======== Given text ========
The US Department of Agriculture (USDA), one of the federal agencies responsible for the safety of certain meat and poultry products, as well as animal health, maintains the risk to human health that might stem from eating BSE-infected animals is extremely low in the United States. This is due in large part to the programs they have had in place for several years to detect the presence of BSE, to prevent the spread of the disease through the cattle population, and to reduce the likelihood that animal products harboring the infectious agent make their way into the human food supply. More information about these regulatory programs, which also involve the U.S. Food and Drug Administration, is provided on the Federal Initiatives

As BSE is the bovine (affecting cattle) form of a transmissible spongiform encephalopathy (TSE), there also are several TSEs expressed in humans: Creutzfeldt-Jakob disease (CJD), variant-CJD (vCJD), Gerstmann-Sträussler-Scheinker syndrome (GSS), fatal familial insomnia (FFI) and Kuru. Since 1996, strong evidence has accumulated for a causal relationship between outbreaks of BSE in cattle and the variant Creutzfeldt-Jakob disease (vCJD). Both disorders are invariably fatal brain diseases with unusually long incubation periods measured in years and are caused by an unconventional transmissible agent (neither virus nor bacteria). The US Centers of Disease Control (CDC) provides comparison of the naturally occurring CJD and the BSE-induced vCJD on its website, though it is important to note that these two diseases ARE NOT the same and that classical CJD has not linked to consumption of beef.
======== Supplied records ========
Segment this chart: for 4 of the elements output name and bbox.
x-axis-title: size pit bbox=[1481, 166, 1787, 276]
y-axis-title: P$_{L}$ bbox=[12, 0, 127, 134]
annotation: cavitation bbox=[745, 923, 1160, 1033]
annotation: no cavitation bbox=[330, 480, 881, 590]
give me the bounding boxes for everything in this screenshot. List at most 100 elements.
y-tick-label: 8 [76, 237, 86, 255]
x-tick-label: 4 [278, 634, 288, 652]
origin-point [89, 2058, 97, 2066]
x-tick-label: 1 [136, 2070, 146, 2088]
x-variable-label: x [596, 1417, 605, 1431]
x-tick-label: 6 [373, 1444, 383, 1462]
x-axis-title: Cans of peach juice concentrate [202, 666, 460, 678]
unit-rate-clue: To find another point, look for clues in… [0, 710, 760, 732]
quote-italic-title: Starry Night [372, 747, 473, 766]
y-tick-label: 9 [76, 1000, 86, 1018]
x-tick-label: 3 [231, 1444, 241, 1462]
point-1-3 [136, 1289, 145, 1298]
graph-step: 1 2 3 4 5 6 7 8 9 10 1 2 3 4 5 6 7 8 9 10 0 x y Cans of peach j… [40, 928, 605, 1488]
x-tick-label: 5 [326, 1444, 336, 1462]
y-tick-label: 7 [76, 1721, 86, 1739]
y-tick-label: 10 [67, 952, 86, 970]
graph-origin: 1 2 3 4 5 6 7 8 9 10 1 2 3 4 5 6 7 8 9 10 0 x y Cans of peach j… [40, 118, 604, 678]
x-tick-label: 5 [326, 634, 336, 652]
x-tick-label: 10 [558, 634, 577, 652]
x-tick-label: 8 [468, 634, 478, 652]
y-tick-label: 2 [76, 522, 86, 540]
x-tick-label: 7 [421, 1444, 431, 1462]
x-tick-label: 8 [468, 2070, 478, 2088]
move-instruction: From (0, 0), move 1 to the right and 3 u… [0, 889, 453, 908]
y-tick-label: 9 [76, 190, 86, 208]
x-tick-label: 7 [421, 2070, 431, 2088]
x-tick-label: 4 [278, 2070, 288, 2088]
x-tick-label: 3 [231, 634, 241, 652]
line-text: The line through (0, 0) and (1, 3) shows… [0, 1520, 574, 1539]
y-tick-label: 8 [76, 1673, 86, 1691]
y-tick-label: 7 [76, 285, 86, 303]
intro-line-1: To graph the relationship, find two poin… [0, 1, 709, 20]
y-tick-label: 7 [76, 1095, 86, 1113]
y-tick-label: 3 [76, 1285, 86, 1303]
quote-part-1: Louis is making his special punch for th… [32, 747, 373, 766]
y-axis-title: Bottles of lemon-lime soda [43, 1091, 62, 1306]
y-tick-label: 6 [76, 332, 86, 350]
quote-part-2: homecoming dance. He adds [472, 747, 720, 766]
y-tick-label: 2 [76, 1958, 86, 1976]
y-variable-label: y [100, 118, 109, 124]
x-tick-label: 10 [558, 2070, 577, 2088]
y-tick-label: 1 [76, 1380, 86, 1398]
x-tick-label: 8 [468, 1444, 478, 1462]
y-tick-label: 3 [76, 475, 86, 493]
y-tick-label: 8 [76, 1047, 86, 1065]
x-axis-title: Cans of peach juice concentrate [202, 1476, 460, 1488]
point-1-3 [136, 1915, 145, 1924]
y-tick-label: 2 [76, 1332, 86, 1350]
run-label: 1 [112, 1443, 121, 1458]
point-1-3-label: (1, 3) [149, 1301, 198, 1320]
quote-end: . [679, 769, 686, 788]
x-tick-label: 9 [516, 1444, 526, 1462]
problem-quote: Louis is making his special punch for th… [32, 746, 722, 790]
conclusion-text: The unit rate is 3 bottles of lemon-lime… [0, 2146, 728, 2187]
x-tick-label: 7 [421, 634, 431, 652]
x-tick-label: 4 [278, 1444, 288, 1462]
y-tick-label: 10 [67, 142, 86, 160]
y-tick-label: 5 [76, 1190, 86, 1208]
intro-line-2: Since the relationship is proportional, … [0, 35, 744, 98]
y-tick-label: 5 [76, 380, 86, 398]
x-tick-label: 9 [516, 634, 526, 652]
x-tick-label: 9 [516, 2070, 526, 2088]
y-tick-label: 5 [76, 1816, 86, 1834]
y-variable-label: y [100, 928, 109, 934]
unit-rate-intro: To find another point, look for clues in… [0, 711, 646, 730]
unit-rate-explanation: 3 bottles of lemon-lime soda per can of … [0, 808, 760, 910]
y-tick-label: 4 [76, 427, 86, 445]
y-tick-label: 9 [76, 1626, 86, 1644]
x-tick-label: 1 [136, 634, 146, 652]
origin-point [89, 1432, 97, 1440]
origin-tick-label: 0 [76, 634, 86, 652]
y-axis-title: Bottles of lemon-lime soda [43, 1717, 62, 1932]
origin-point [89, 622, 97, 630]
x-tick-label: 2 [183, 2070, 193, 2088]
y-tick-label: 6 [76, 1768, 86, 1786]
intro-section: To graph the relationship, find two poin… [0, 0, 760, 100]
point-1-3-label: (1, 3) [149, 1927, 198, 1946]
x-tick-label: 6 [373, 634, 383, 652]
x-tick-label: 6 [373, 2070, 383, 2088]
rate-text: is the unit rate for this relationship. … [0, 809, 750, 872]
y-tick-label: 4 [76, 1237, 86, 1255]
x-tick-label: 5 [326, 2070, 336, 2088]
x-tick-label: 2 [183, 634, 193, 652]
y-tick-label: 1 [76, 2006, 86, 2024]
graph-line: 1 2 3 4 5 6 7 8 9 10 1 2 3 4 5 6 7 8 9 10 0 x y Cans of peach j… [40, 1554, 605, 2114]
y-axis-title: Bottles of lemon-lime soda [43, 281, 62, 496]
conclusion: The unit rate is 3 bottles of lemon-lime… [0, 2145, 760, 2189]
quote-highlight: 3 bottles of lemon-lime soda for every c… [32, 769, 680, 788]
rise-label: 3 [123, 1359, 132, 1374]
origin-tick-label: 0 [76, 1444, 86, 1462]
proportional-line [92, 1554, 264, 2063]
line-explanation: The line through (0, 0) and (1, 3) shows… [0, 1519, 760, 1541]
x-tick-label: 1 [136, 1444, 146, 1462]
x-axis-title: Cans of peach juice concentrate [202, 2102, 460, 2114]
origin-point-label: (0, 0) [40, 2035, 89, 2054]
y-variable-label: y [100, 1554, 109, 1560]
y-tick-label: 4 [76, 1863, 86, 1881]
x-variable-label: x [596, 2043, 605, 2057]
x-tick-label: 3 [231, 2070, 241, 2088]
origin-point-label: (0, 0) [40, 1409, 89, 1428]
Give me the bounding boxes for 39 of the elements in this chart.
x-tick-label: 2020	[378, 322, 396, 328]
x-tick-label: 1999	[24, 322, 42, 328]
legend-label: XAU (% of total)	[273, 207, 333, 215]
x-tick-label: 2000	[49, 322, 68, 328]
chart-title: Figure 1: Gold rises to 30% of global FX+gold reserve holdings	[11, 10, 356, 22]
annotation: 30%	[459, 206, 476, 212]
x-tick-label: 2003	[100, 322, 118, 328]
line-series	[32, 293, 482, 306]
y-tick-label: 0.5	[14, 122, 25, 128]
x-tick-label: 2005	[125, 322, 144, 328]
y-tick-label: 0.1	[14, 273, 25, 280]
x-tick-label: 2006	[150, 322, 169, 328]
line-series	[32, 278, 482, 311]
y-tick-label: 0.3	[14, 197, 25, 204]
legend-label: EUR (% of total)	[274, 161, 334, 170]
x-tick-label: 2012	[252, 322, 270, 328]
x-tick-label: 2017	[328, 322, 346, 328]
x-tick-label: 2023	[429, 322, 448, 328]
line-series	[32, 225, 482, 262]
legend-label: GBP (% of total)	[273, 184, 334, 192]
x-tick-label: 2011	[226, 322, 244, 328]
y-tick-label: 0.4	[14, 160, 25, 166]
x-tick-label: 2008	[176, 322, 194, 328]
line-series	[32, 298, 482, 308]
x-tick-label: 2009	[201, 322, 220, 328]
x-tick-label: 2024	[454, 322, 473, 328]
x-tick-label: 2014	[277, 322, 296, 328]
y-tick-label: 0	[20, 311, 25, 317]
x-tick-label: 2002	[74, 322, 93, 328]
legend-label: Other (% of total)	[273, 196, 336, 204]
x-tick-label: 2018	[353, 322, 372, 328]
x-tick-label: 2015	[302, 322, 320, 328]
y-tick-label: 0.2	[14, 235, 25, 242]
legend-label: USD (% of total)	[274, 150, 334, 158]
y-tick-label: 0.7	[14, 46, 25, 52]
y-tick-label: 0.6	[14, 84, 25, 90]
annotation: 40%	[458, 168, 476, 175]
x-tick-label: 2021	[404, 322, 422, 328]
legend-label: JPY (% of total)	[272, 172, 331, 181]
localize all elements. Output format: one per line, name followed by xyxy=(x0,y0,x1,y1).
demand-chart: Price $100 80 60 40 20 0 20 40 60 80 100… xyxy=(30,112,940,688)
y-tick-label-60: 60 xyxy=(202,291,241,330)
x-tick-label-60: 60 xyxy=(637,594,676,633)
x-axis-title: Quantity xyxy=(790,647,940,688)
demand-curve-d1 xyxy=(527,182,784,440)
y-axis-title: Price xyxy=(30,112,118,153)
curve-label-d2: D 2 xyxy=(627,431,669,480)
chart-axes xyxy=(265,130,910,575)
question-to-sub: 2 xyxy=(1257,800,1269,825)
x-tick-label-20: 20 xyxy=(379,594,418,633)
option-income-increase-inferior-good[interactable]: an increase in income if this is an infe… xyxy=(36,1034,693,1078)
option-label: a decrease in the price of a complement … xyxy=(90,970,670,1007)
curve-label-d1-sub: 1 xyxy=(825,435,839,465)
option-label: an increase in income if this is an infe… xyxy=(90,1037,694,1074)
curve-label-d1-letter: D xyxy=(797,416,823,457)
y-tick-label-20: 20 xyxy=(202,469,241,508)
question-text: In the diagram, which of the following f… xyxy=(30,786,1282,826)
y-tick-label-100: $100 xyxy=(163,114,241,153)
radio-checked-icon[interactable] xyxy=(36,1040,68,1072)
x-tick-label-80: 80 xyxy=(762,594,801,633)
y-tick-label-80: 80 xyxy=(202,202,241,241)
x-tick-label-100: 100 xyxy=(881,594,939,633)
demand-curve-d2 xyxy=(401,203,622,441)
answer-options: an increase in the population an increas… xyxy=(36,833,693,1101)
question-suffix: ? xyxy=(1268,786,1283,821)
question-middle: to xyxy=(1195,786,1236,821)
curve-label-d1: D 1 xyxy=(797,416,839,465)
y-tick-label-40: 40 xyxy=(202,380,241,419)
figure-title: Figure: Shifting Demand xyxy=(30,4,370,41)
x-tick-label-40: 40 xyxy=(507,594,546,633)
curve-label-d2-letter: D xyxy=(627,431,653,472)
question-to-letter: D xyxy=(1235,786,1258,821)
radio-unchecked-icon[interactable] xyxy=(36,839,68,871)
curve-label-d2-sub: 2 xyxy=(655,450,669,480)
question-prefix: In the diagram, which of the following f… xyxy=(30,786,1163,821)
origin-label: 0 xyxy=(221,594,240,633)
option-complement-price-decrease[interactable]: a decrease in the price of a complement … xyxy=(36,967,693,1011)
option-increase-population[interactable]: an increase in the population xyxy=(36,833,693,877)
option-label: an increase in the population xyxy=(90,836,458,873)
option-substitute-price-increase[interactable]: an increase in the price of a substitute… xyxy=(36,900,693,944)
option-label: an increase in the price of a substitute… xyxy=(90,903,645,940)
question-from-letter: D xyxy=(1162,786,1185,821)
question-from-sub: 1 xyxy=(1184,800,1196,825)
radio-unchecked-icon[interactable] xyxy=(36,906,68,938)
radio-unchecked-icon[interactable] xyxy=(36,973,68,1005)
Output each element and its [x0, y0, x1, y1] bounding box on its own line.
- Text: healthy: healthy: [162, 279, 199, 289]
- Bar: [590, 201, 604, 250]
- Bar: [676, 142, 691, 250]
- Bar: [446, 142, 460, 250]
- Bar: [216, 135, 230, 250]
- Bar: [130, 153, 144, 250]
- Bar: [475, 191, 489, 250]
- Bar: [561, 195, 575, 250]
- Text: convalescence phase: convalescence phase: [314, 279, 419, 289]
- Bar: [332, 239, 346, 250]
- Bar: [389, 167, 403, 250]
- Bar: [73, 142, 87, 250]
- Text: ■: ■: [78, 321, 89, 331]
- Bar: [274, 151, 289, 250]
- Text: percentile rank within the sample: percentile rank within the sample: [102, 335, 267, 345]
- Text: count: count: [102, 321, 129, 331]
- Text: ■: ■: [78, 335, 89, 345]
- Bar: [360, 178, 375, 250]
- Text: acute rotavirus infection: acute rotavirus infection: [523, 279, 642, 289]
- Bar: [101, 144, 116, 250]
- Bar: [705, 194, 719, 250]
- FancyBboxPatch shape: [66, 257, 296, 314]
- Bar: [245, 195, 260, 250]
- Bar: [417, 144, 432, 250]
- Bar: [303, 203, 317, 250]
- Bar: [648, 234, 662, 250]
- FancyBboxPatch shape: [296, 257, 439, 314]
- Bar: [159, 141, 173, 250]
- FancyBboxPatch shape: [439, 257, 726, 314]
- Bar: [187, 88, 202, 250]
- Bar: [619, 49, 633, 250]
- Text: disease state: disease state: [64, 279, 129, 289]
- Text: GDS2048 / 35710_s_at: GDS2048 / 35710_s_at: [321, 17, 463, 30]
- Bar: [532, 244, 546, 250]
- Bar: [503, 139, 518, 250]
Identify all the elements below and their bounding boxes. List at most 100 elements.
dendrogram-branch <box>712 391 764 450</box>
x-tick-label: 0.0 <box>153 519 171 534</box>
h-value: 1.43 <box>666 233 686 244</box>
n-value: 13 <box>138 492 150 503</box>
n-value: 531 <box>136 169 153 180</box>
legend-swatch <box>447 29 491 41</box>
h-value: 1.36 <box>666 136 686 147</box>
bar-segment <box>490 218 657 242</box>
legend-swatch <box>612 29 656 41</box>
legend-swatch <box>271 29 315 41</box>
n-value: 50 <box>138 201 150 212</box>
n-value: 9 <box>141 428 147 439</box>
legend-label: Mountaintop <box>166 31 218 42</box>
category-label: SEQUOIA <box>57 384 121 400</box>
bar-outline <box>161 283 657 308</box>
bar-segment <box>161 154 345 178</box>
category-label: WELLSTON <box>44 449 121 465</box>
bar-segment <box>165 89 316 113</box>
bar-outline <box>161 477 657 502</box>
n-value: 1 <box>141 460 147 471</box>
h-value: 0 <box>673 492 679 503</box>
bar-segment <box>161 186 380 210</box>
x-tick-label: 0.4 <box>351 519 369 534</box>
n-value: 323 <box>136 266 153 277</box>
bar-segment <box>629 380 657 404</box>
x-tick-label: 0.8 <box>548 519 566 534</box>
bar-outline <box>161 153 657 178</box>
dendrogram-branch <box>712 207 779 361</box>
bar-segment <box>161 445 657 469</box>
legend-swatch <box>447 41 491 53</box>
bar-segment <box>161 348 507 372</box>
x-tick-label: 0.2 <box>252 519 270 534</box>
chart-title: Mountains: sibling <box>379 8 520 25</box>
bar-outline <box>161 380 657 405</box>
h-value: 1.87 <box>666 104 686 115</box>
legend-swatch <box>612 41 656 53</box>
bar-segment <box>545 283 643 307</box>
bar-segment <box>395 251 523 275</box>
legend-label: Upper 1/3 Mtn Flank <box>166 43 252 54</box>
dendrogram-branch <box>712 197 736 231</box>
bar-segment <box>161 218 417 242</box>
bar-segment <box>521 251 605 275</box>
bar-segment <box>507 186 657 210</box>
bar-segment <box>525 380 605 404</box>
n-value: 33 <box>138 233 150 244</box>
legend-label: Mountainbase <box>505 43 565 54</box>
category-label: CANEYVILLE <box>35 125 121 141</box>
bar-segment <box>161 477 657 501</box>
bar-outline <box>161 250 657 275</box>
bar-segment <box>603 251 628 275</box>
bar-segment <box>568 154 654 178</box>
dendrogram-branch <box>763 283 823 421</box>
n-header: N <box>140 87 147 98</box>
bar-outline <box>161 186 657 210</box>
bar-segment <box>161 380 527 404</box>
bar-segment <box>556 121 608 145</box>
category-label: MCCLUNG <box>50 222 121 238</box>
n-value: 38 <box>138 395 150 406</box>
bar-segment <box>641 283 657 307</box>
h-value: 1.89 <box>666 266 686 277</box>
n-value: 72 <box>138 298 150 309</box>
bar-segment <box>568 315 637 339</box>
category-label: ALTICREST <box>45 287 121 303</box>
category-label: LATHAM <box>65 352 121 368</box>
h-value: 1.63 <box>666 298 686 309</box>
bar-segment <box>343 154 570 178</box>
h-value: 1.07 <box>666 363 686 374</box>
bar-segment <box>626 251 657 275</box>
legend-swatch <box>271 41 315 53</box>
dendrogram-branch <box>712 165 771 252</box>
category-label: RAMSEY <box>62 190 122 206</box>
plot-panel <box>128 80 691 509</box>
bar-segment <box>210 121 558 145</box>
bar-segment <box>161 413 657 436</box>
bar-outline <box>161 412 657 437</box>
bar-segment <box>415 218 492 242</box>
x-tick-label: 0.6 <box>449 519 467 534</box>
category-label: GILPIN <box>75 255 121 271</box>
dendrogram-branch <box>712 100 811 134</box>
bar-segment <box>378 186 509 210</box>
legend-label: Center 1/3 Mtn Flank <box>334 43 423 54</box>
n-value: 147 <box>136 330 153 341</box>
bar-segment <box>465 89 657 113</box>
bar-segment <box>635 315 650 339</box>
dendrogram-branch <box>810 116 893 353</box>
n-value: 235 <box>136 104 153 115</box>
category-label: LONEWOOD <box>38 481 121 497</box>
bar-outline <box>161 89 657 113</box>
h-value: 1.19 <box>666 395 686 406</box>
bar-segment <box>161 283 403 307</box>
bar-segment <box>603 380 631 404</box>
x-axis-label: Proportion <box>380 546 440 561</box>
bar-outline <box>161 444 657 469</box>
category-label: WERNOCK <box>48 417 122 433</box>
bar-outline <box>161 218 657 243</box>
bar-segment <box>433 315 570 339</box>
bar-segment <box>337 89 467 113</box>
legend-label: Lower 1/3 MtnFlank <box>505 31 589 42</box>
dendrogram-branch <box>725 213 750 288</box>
========
Apply what you read:
(1) In the BSE text, which agency provides a comparison of naturally occurring CJD and BSE-induced vCJD on its website?
(2) Reproduce the BSE text starting with "As BSE is the" and going on through "consumption of beef.", substituting "latency periods" for "incubation periods".
(3) Continue the BSE text from its final sentence.

Numbered answers:
(1) The US Centers of Disease Control (CDC).

(2)
As BSE is the bovine (affecting cattle) form of a transmissible spongiform encephalopathy (TSE), there also are several TSEs expressed in humans: Creutzfeldt-Jakob disease (CJD), variant-CJD (vCJD), Gerstmann-Sträussler-Scheinker syndrome (GSS), fatal familial insomnia (FFI) and Kuru. Since 1996, strong evidence has accumulated for a causal relationship between outbreaks of BSE in cattle and the variant Creutzfeldt-Jakob disease (vCJD). Both disorders are invariably fatal brain diseases with unusually long latency periods measured in years and are caused by an unconventional transmissible agent (neither virus nor bacteria). The US Centers of Disease Control (CDC) provides comparison of the naturally occurring CJD and the BSE-induced vCJD on its website, though it is important to note that these two diseases ARE NOT the same and that classical CJD has not linked to consumption of beef.

(3)
Since variant CJD was first reported in 1996, a total of 221 patients with this disease from 11 countries have been identified. As of October 2009, variant CJD cases have been reported from the following countries: United Kingdom, France, Ireland, the United States, Spain, the Netherlands, Portugal, Canada, Italy, Japan, and Saudi Arabia. Two of the three U.S. cases, two of the four cases from Ireland, and the single cases from Canada and Japan were likely exposed to the BSE agent while residing in the United Kingdom. One of the 23 French cases may also have been infected in the United Kingdom. There has never been a case of vCJD that did not have a history of exposure within a country where this cattle disease, BSE, was occurring.

It is believed that people who have developed vCJD became infected by consuming cattle products contaminated with the BSE agent. Research has shown that the agent accumulates in specific tissues: brain, spinal cord, retina, dorsal root ganglia (nervous tissue located near the backbone), distal ileum (part of the small intestine) and the bone marrow. Thus, muscle meat (steaks and hamburger) from infected animals are believed to be safe for human consumption. Still, an animal suspected of being infected with BSE is prohibited from entering the human food supply. The BSE agent has not been detected in blood, milk or dairy products.

Systems that protect public health and the beef industry

When the first native-born North American case of BSE was diagnosed in Canada in May of 2003, the United States closed its northern border to cattle and beef products; cattlemen, dairymen and others directly involved with the cattle industry took an interest. US consumers became more interested in December 2003 when BSE was discovered in a Holstein that had been slaughtered in Lake Moses, Washington. BSE was discovered in this cow because of an existing BSE surveillance program in which suspect animals (including downer cattle) were tested for presence of the prion agent. By the time tests confirmed presence of BSE, the affected dairy cow’s meat had entered the food supply, its risk materials (e.g. brain, spinal cord) had been rendered, and meat products distributed. The discovery led to public awareness of the systems and programs that have long been serving to protect both public health and agricultural industries from foreign animal disease.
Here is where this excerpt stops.